Task to carry out: Transcribe the material below exactly as it appears.

Supplied records:
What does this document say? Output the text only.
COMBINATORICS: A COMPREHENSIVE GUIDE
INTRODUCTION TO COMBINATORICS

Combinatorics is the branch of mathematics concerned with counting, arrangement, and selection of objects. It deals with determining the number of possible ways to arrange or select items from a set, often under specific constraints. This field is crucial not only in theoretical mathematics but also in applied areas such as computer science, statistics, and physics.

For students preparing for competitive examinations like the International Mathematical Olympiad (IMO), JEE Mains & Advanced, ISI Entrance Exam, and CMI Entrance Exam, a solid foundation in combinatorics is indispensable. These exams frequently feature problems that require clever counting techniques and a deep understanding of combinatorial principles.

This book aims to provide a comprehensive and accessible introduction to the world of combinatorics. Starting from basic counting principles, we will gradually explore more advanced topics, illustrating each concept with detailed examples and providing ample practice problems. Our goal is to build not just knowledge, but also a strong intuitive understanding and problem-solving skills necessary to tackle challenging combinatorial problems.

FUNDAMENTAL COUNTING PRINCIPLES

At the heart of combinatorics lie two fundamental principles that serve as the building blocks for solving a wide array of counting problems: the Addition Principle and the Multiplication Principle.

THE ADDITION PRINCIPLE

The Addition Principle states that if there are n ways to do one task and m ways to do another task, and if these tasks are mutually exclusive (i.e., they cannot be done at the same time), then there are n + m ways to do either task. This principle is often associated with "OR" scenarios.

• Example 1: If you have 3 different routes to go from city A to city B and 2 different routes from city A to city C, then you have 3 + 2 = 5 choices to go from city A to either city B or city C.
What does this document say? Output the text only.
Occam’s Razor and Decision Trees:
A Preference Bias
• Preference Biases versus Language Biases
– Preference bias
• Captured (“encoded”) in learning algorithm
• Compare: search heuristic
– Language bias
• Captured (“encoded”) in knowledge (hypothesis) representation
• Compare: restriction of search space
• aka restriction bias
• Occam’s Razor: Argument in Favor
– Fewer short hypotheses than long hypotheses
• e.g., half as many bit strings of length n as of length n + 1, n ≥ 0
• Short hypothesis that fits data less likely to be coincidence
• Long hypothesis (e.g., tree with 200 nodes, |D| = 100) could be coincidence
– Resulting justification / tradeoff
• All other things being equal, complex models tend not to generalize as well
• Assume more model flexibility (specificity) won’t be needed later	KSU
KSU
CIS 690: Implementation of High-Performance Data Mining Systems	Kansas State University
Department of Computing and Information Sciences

Expected answer:
What does this document say? Output the text only.
COMBINATORICS: A COMPREHENSIVE GUIDE
INTRODUCTION TO COMBINATORICS

Combinatorics is the branch of mathematics concerned with counting, arrangement, and selection of objects. It deals with determining the number of possible ways to arrange or select items from a set, often under specific constraints. This field is crucial not only in theoretical mathematics but also in applied areas such as computer science, statistics, and physics.

For students preparing for competitive examinations like the International Mathematical Olympiad (IMO), JEE Mains & Advanced, ISI Entrance Exam, and CMI Entrance Exam, a solid foundation in combinatorics is indispensable. These exams frequently feature problems that require clever counting techniques and a deep understanding of combinatorial principles.

This book aims to provide a comprehensive and accessible introduction to the world of combinatorics. Starting from basic counting principles, we will gradually explore more advanced topics, illustrating each concept with detailed examples and providing ample practice problems. Our goal is to build not just knowledge, but also a strong intuitive understanding and problem-solving skills necessary to tackle challenging combinatorial problems.

FUNDAMENTAL COUNTING PRINCIPLES

At the heart of combinatorics lie two fundamental principles that serve as the building blocks for solving a wide array of counting problems: the Addition Principle and the Multiplication Principle.

THE ADDITION PRINCIPLE

The Addition Principle states that if there are n ways to do one task and m ways to do another task, and if these tasks are mutually exclusive (i.e., they cannot be done at the same time), then there are n + m ways to do either task. This principle is often associated with "OR" scenarios.

• Example 1: If you have 3 different routes to go from city A to city B and 2 different routes from city A to city C, then you have 3 + 2 = 5 choices to go from city A to either city B or city C.
What does this document say? Output the text only.
Occam’s Razor and Decision Trees:
A Preference Bias
• Preference Biases versus Language Biases
– Preference bias
• Captured (“encoded”) in learning algorithm
• Compare: search heuristic
– Language bias
• Captured (“encoded”) in knowledge (hypothesis) representation
• Compare: restriction of search space
• aka restriction bias
• Occam’s Razor: Argument in Favor
– Fewer short hypotheses than long hypotheses
• e.g., half as many bit strings of length n as of length n + 1, n ≥ 0
• Short hypothesis that fits data less likely to be coincidence
• Long hypothesis (e.g., tree with 200 nodes, |D| = 100) could be coincidence
– Resulting justification / tradeoff
• All other things being equal, complex models tend not to generalize as well
• Assume more model flexibility (specificity) won’t be needed later	KSU
KSU
CIS 690: Implementation of High-Performance Data Mining Systems	Kansas State University
Department of Computing and Information Sciences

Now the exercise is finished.